-- START Given data --

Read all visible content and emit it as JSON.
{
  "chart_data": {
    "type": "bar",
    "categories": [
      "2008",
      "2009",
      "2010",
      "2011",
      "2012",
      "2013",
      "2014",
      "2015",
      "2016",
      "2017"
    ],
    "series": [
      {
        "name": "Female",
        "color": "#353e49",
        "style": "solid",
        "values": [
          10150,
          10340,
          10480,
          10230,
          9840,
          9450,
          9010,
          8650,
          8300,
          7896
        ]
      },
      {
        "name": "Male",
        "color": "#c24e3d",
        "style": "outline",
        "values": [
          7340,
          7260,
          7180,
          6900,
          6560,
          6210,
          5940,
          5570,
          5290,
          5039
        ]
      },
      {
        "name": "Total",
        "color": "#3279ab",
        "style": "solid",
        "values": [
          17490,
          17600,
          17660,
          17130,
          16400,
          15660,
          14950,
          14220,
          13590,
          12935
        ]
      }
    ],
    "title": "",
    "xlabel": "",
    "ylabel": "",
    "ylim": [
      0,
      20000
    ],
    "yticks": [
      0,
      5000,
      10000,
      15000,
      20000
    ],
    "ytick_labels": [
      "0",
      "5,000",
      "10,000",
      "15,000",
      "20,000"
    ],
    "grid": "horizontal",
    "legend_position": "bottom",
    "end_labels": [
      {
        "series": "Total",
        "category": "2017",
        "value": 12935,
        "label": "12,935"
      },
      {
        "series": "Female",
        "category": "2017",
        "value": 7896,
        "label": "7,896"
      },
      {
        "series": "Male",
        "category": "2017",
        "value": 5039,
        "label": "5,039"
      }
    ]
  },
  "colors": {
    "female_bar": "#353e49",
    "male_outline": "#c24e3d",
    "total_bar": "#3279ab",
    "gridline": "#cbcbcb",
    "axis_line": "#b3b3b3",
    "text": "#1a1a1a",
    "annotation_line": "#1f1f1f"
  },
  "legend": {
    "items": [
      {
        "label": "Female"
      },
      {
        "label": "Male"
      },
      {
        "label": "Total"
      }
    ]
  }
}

-- END Given data --

Copy each record from above without leaving any out.

» **Exercise solution**
Read all visible content and emit it as JSON.
{
  "chart_data": {
    "type": "bar",
    "categories": [
      "2008",
      "2009",
      "2010",
      "2011",
      "2012",
      "2013",
      "2014",
      "2015",
      "2016",
      "2017"
    ],
    "series": [
      {
        "name": "Female",
        "color": "#353e49",
        "style": "solid",
        "values": [
          10150,
          10340,
          10480,
          10230,
          9840,
          9450,
          9010,
          8650,
          8300,
          7896
        ]
      },
      {
        "name": "Male",
        "color": "#c24e3d",
        "style": "outline",
        "values": [
          7340,
          7260,
          7180,
          6900,
          6560,
          6210,
          5940,
          5570,
          5290,
          5039
        ]
      },
      {
        "name": "Total",
        "color": "#3279ab",
        "style": "solid",
        "values": [
          17490,
          17600,
          17660,
          17130,
          16400,
          15660,
          14950,
          14220,
          13590,
          12935
        ]
      }
    ],
    "title": "",
    "xlabel": "",
    "ylabel": "",
    "ylim": [
      0,
      20000
    ],
    "yticks": [
      0,
      5000,
      10000,
      15000,
      20000
    ],
    "ytick_labels": [
      "0",
      "5,000",
      "10,000",
      "15,000",
      "20,000"
    ],
    "grid": "horizontal",
    "legend_position": "bottom",
    "end_labels": [
      {
        "series": "Total",
        "category": "2017",
        "value": 12935,
        "label": "12,935"
      },
      {
        "series": "Female",
        "category": "2017",
        "value": 7896,
        "label": "7,896"
      },
      {
        "series": "Male",
        "category": "2017",
        "value": 5039,
        "label": "5,039"
      }
    ]
  },
  "colors": {
    "female_bar": "#353e49",
    "male_outline": "#c24e3d",
    "total_bar": "#3279ab",
    "gridline": "#cbcbcb",
    "axis_line": "#b3b3b3",
    "text": "#1a1a1a",
    "annotation_line": "#1f1f1f"
  },
  "legend": {
    "items": [
      {
        "label": "Female"
      },
      {
        "label": "Male"
      },
      {
        "label": "Total"
      }
    ]
  }
}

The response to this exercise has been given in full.